PROMPT
Without changing a character, return the entries, but not the images they hold.
start INPUT RECORDS
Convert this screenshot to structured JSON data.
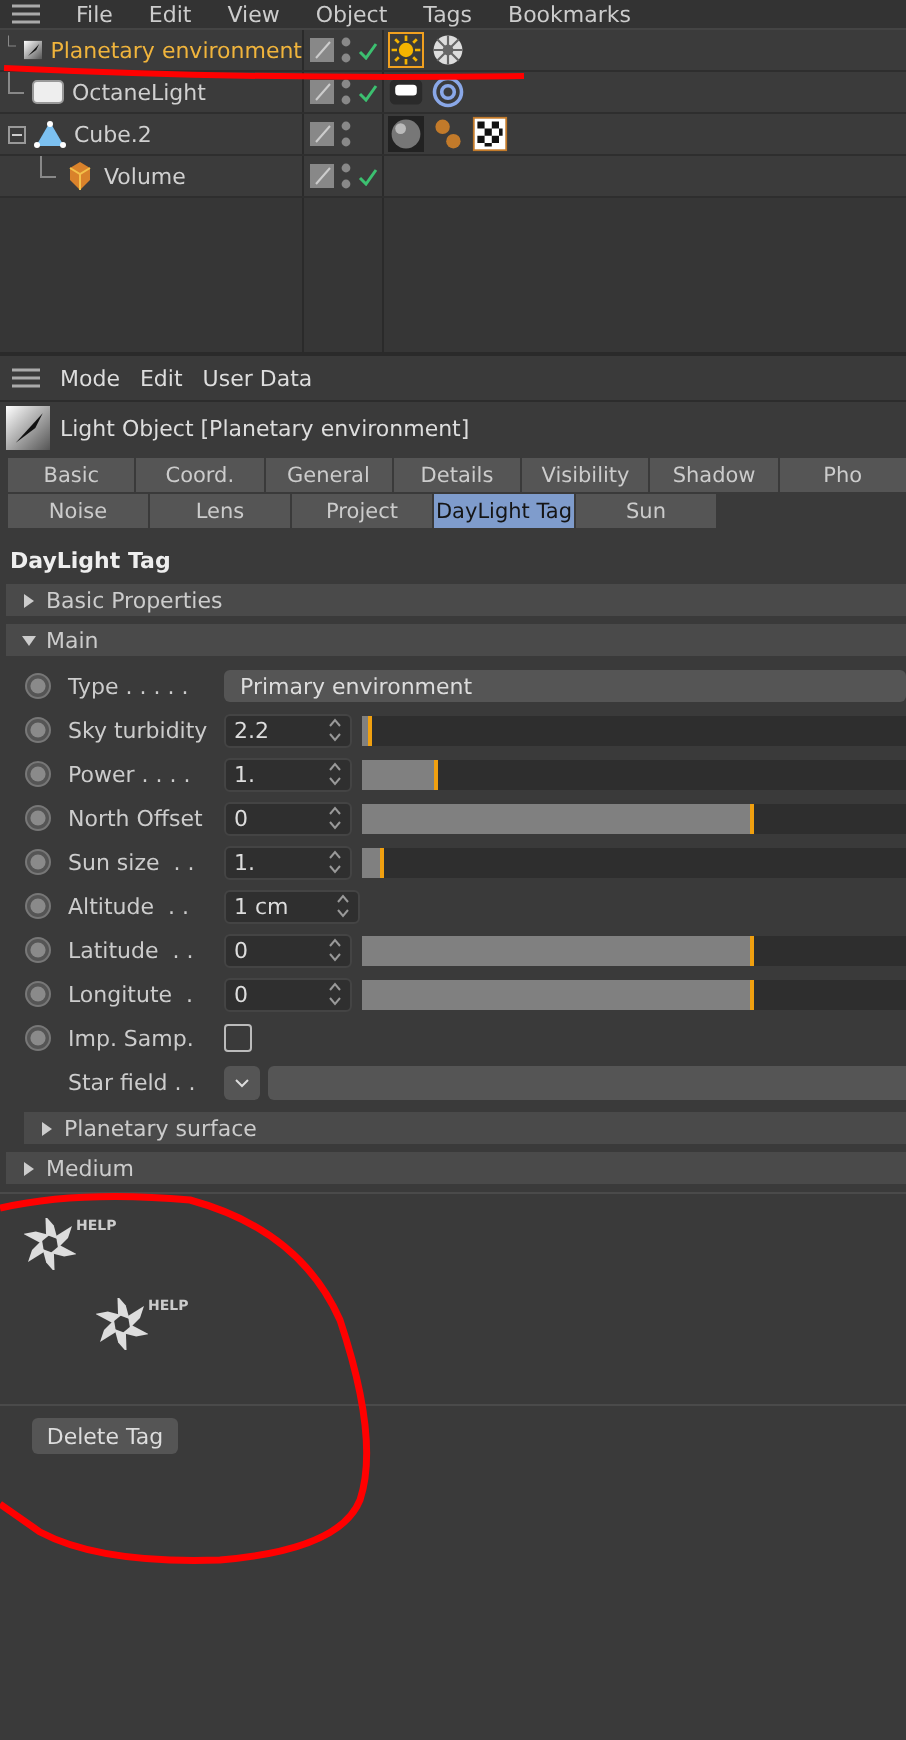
{
  "menu": [
    "File",
    "Edit",
    "View",
    "Object",
    "Tags",
    "Bookmarks"
  ],
  "objects": [
    {
      "name": "Planetary environment",
      "kind": "light",
      "selected": true,
      "enabled": true,
      "tags": [
        {
          "kind": "sun",
          "selected": true
        },
        {
          "kind": "flake",
          "selected": false
        }
      ]
    },
    {
      "name": "OctaneLight",
      "kind": "arealight",
      "selected": false,
      "enabled": true,
      "tags": [
        {
          "kind": "glow",
          "selected": false
        },
        {
          "kind": "rings",
          "selected": false
        }
      ]
    },
    {
      "name": "Cube.2",
      "kind": "cone",
      "selected": false,
      "enabled": false,
      "expanded": true,
      "tags": [
        {
          "kind": "sphere",
          "selected": false
        },
        {
          "kind": "balls",
          "selected": false
        },
        {
          "kind": "checker",
          "selected": false
        }
      ],
      "children": [
        {
          "name": "Volume",
          "kind": "volume",
          "selected": false,
          "enabled": true
        }
      ]
    }
  ],
  "attributes": {
    "menu": [
      "Mode",
      "Edit",
      "User Data"
    ],
    "title": "Light Object [Planetary environment]",
    "tabs": [
      [
        {
          "label": "Basic",
          "selected": false
        },
        {
          "label": "Coord.",
          "selected": false
        },
        {
          "label": "General",
          "selected": false
        },
        {
          "label": "Details",
          "selected": false
        },
        {
          "label": "Visibility",
          "selected": false
        },
        {
          "label": "Shadow",
          "selected": false
        },
        {
          "label": "Pho",
          "selected": false
        }
      ],
      [
        {
          "label": "Noise",
          "selected": false
        },
        {
          "label": "Lens",
          "selected": false
        },
        {
          "label": "Project",
          "selected": false
        },
        {
          "label": "DayLight Tag",
          "selected": true
        },
        {
          "label": "Sun",
          "selected": false
        }
      ]
    ],
    "heading": "DayLight Tag",
    "groups": [
      {
        "label": "Basic Properties",
        "expanded": false
      },
      {
        "label": "Main",
        "expanded": true
      }
    ],
    "params": [
      {
        "kind": "dropdown",
        "label": "Type . . . . .",
        "value": "Primary environment"
      },
      {
        "kind": "slider",
        "label": "Sky turbidity",
        "value": "2.2",
        "level": 0.02
      },
      {
        "kind": "slider",
        "label": "Power . . . .",
        "value": "1.",
        "level": 0.14
      },
      {
        "kind": "slider",
        "label": "North Offset",
        "value": "0",
        "level": 0.72
      },
      {
        "kind": "slider",
        "label": "Sun size  . .",
        "value": "1.",
        "level": 0.04
      },
      {
        "kind": "number",
        "label": "Altitude  . .",
        "value": "1 cm"
      },
      {
        "kind": "slider",
        "label": "Latitude  . .",
        "value": "0",
        "level": 0.72
      },
      {
        "kind": "slider",
        "label": "Longitute  .",
        "value": "0",
        "level": 0.72
      },
      {
        "kind": "checkbox",
        "label": "Imp. Samp.",
        "checked": false
      },
      {
        "kind": "link",
        "label": "Star field . ."
      }
    ],
    "subgroups": [
      {
        "label": "Planetary surface",
        "expanded": false
      }
    ],
    "after": [
      {
        "label": "Medium",
        "expanded": false
      }
    ],
    "help": [
      "HELP",
      "HELP"
    ],
    "button": "Delete Tag"
  },
  "annotations": {
    "underline": true,
    "circle": true
  }
}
end INPUT RECORDS
WRITTEN REPLY
Convert this screenshot to structured JSON data.
{
  "menu": [
    "File",
    "Edit",
    "View",
    "Object",
    "Tags",
    "Bookmarks"
  ],
  "objects": [
    {
      "name": "Planetary environment",
      "kind": "light",
      "selected": true,
      "enabled": true,
      "tags": [
        {
          "kind": "sun",
          "selected": true
        },
        {
          "kind": "flake",
          "selected": false
        }
      ]
    },
    {
      "name": "OctaneLight",
      "kind": "arealight",
      "selected": false,
      "enabled": true,
      "tags": [
        {
          "kind": "glow",
          "selected": false
        },
        {
          "kind": "rings",
          "selected": false
        }
      ]
    },
    {
      "name": "Cube.2",
      "kind": "cone",
      "selected": false,
      "enabled": false,
      "expanded": true,
      "tags": [
        {
          "kind": "sphere",
          "selected": false
        },
        {
          "kind": "balls",
          "selected": false
        },
        {
          "kind": "checker",
          "selected": false
        }
      ],
      "children": [
        {
          "name": "Volume",
          "kind": "volume",
          "selected": false,
          "enabled": true
        }
      ]
    }
  ],
  "attributes": {
    "menu": [
      "Mode",
      "Edit",
      "User Data"
    ],
    "title": "Light Object [Planetary environment]",
    "tabs": [
      [
        {
          "label": "Basic",
          "selected": false
        },
        {
          "label": "Coord.",
          "selected": false
        },
        {
          "label": "General",
          "selected": false
        },
        {
          "label": "Details",
          "selected": false
        },
        {
          "label": "Visibility",
          "selected": false
        },
        {
          "label": "Shadow",
          "selected": false
        },
        {
          "label": "Pho",
          "selected": false
        }
      ],
      [
        {
          "label": "Noise",
          "selected": false
        },
        {
          "label": "Lens",
          "selected": false
        },
        {
          "label": "Project",
          "selected": false
        },
        {
          "label": "DayLight Tag",
          "selected": true
        },
        {
          "label": "Sun",
          "selected": false
        }
      ]
    ],
    "heading": "DayLight Tag",
    "groups": [
      {
        "label": "Basic Properties",
        "expanded": false
      },
      {
        "label": "Main",
        "expanded": true
      }
    ],
    "params": [
      {
        "kind": "dropdown",
        "label": "Type . . . . .",
        "value": "Primary environment"
      },
      {
        "kind": "slider",
        "label": "Sky turbidity",
        "value": "2.2",
        "level": 0.02
      },
      {
        "kind": "slider",
        "label": "Power . . . .",
        "value": "1.",
        "level": 0.14
      },
      {
        "kind": "slider",
        "label": "North Offset",
        "value": "0",
        "level": 0.72
      },
      {
        "kind": "slider",
        "label": "Sun size  . .",
        "value": "1.",
        "level": 0.04
      },
      {
        "kind": "number",
        "label": "Altitude  . .",
        "value": "1 cm"
      },
      {
        "kind": "slider",
        "label": "Latitude  . .",
        "value": "0",
        "level": 0.72
      },
      {
        "kind": "slider",
        "label": "Longitute  .",
        "value": "0",
        "level": 0.72
      },
      {
        "kind": "checkbox",
        "label": "Imp. Samp.",
        "checked": false
      },
      {
        "kind": "link",
        "label": "Star field . ."
      }
    ],
    "subgroups": [
      {
        "label": "Planetary surface",
        "expanded": false
      }
    ],
    "after": [
      {
        "label": "Medium",
        "expanded": false
      }
    ],
    "help": [
      "HELP",
      "HELP"
    ],
    "button": "Delete Tag"
  },
  "annotations": {
    "underline": true,
    "circle": true
  }
}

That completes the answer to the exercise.